Directions
For this exercise, repeat all of the material verbatim apart from its images.

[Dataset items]
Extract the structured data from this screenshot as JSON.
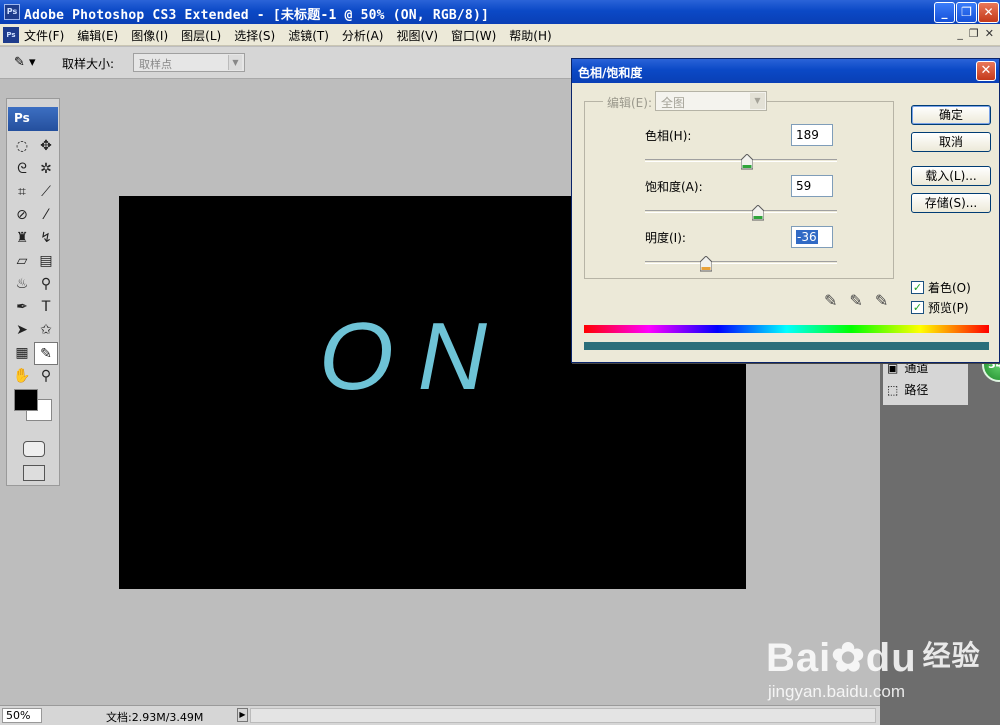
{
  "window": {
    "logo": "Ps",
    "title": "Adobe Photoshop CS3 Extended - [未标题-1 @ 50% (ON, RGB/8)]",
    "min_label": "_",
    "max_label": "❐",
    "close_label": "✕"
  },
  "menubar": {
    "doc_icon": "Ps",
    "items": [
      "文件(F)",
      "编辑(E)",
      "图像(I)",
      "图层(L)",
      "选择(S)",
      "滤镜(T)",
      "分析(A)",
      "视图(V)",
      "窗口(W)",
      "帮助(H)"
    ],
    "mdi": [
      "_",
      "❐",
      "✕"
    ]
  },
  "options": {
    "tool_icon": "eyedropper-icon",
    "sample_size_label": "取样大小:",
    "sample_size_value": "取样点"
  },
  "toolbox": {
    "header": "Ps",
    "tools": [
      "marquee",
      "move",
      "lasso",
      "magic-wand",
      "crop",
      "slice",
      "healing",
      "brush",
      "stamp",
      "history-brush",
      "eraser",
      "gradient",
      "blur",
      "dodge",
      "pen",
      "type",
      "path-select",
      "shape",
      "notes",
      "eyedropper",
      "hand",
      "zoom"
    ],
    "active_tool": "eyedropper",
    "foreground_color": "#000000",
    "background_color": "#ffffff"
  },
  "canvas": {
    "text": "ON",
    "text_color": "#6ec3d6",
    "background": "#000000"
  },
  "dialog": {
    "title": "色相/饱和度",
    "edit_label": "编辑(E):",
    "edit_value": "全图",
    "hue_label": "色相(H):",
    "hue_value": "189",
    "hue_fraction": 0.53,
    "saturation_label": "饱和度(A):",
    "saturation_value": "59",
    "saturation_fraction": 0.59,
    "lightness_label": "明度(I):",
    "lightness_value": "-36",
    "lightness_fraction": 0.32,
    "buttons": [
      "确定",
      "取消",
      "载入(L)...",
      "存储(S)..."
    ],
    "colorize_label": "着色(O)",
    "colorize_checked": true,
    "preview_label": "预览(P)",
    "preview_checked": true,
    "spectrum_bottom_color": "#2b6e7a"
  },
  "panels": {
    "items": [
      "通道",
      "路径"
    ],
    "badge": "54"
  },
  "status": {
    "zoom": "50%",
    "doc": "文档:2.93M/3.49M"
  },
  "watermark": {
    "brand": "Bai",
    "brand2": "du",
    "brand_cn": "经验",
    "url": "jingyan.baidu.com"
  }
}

In response
Extract the structured data from this screenshot as JSON.
{
  "window": {
    "logo": "Ps",
    "title": "Adobe Photoshop CS3 Extended - [未标题-1 @ 50% (ON, RGB/8)]",
    "min_label": "_",
    "max_label": "❐",
    "close_label": "✕"
  },
  "menubar": {
    "doc_icon": "Ps",
    "items": [
      "文件(F)",
      "编辑(E)",
      "图像(I)",
      "图层(L)",
      "选择(S)",
      "滤镜(T)",
      "分析(A)",
      "视图(V)",
      "窗口(W)",
      "帮助(H)"
    ],
    "mdi": [
      "_",
      "❐",
      "✕"
    ]
  },
  "options": {
    "tool_icon": "eyedropper-icon",
    "sample_size_label": "取样大小:",
    "sample_size_value": "取样点"
  },
  "toolbox": {
    "header": "Ps",
    "tools": [
      "marquee",
      "move",
      "lasso",
      "magic-wand",
      "crop",
      "slice",
      "healing",
      "brush",
      "stamp",
      "history-brush",
      "eraser",
      "gradient",
      "blur",
      "dodge",
      "pen",
      "type",
      "path-select",
      "shape",
      "notes",
      "eyedropper",
      "hand",
      "zoom"
    ],
    "active_tool": "eyedropper",
    "foreground_color": "#000000",
    "background_color": "#ffffff"
  },
  "canvas": {
    "text": "ON",
    "text_color": "#6ec3d6",
    "background": "#000000"
  },
  "dialog": {
    "title": "色相/饱和度",
    "edit_label": "编辑(E):",
    "edit_value": "全图",
    "hue_label": "色相(H):",
    "hue_value": "189",
    "hue_fraction": 0.53,
    "saturation_label": "饱和度(A):",
    "saturation_value": "59",
    "saturation_fraction": 0.59,
    "lightness_label": "明度(I):",
    "lightness_value": "-36",
    "lightness_fraction": 0.32,
    "buttons": [
      "确定",
      "取消",
      "载入(L)...",
      "存储(S)..."
    ],
    "colorize_label": "着色(O)",
    "colorize_checked": true,
    "preview_label": "预览(P)",
    "preview_checked": true,
    "spectrum_bottom_color": "#2b6e7a"
  },
  "panels": {
    "items": [
      "通道",
      "路径"
    ],
    "badge": "54"
  },
  "status": {
    "zoom": "50%",
    "doc": "文档:2.93M/3.49M"
  },
  "watermark": {
    "brand": "Bai",
    "brand2": "du",
    "brand_cn": "经验",
    "url": "jingyan.baidu.com"
  }
}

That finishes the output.